YOUR TASK: Copy every line of the records below that holds the word "parcels".
---- EXERCISE INPUTS
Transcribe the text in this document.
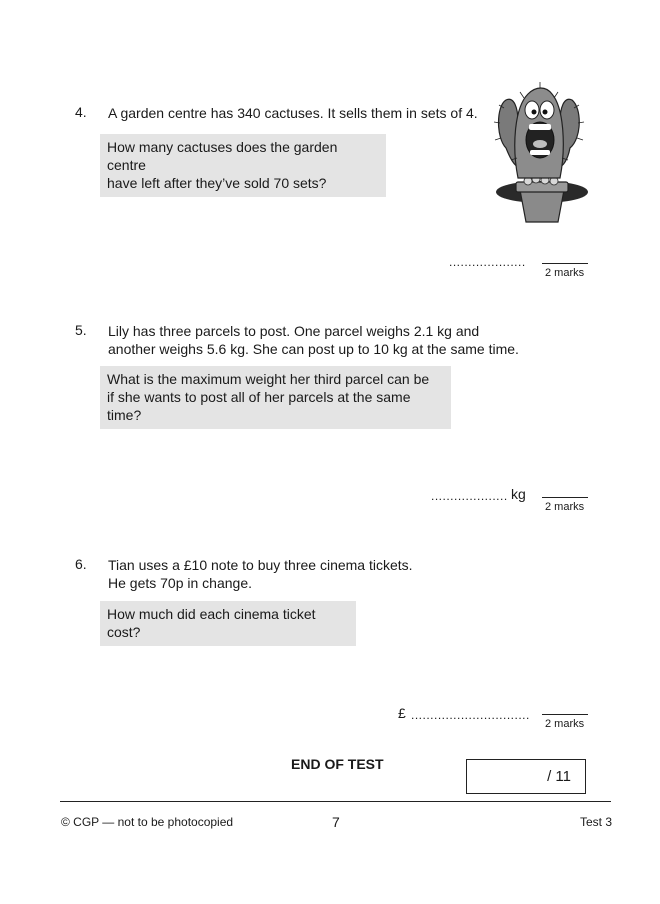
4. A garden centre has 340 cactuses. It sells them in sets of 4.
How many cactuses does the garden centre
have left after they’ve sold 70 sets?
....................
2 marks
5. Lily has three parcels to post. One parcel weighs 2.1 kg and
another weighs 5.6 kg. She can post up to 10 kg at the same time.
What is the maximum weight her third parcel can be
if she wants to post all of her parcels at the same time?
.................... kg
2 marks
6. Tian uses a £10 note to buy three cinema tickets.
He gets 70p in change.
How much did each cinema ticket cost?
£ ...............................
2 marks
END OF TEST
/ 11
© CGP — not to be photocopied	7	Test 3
--------
---- EXERCISE INPUTS
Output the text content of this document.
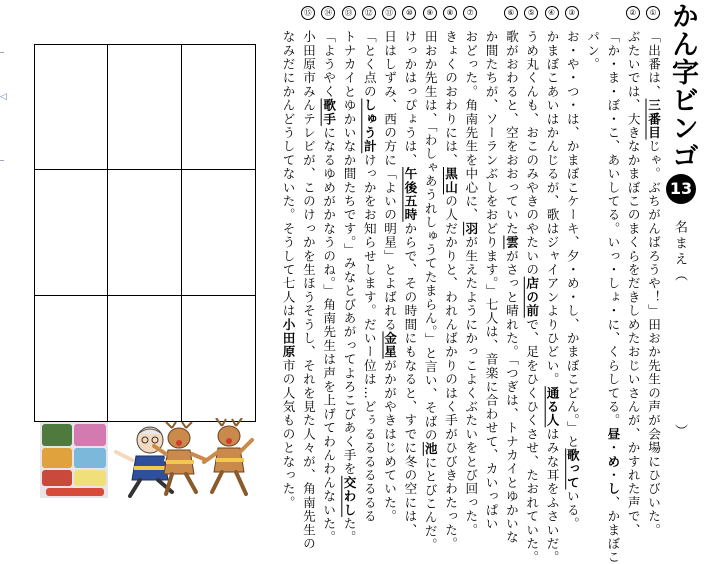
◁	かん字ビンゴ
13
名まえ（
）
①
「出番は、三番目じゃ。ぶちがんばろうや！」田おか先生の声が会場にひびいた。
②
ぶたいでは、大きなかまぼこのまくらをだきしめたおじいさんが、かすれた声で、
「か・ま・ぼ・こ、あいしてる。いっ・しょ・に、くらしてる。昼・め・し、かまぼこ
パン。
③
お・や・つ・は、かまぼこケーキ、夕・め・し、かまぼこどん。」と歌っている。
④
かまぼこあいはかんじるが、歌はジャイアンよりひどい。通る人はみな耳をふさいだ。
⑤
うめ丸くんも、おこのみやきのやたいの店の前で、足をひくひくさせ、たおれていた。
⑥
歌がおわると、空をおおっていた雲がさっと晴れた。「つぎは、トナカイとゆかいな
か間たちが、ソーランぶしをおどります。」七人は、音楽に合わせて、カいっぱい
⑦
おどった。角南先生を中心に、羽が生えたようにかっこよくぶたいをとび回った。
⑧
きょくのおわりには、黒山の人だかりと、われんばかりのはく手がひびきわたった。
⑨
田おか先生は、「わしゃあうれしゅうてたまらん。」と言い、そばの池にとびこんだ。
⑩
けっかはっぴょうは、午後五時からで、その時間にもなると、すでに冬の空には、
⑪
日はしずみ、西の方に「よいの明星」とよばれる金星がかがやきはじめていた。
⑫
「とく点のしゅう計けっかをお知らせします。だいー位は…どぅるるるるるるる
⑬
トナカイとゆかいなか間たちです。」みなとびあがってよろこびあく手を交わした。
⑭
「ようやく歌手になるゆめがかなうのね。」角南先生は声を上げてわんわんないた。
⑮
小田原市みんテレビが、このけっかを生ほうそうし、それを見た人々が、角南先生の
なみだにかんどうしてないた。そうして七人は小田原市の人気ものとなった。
--------
---- EXERCISE INPUTS
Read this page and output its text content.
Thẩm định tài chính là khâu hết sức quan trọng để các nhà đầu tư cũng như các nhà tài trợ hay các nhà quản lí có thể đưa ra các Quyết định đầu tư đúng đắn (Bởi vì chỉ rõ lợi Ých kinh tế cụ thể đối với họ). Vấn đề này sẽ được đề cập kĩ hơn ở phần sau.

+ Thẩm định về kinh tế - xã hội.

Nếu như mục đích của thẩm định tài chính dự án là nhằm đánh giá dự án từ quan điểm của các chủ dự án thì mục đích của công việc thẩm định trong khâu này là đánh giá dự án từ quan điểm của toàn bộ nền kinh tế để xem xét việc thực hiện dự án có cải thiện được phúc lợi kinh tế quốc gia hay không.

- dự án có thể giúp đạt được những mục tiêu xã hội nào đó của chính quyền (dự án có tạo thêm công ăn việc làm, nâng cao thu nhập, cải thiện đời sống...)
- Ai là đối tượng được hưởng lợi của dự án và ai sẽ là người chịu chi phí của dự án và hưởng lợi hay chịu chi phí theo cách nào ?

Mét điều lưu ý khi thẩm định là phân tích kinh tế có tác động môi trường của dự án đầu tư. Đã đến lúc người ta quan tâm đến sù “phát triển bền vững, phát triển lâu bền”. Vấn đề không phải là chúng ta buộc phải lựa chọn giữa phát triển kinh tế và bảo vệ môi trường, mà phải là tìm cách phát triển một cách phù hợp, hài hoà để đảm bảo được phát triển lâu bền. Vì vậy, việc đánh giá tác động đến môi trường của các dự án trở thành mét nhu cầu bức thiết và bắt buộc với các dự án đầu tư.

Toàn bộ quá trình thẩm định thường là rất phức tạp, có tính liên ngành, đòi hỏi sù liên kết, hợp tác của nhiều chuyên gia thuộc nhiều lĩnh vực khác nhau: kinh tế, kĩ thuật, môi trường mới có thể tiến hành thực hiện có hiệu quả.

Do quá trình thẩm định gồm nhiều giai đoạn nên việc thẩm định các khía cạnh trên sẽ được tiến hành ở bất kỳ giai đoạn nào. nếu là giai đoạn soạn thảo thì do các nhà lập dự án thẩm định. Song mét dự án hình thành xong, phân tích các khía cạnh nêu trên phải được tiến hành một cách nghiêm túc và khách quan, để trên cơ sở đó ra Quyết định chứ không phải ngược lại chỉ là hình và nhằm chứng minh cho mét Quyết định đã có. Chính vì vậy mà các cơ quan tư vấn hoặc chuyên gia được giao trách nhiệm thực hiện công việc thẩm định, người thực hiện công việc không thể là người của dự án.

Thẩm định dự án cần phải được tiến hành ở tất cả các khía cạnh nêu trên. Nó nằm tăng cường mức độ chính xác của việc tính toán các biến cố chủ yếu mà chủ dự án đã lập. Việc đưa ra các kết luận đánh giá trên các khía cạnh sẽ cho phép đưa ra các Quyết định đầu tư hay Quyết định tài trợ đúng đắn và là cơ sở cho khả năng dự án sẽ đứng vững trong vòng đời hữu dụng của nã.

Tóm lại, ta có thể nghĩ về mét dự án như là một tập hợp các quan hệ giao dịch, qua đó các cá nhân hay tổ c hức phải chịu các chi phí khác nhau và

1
--------
THE COMPLETED TASK:
5. Lily has three parcels to post. One parcel weighs 2.1 kg and
if she wants to post all of her parcels at the same time?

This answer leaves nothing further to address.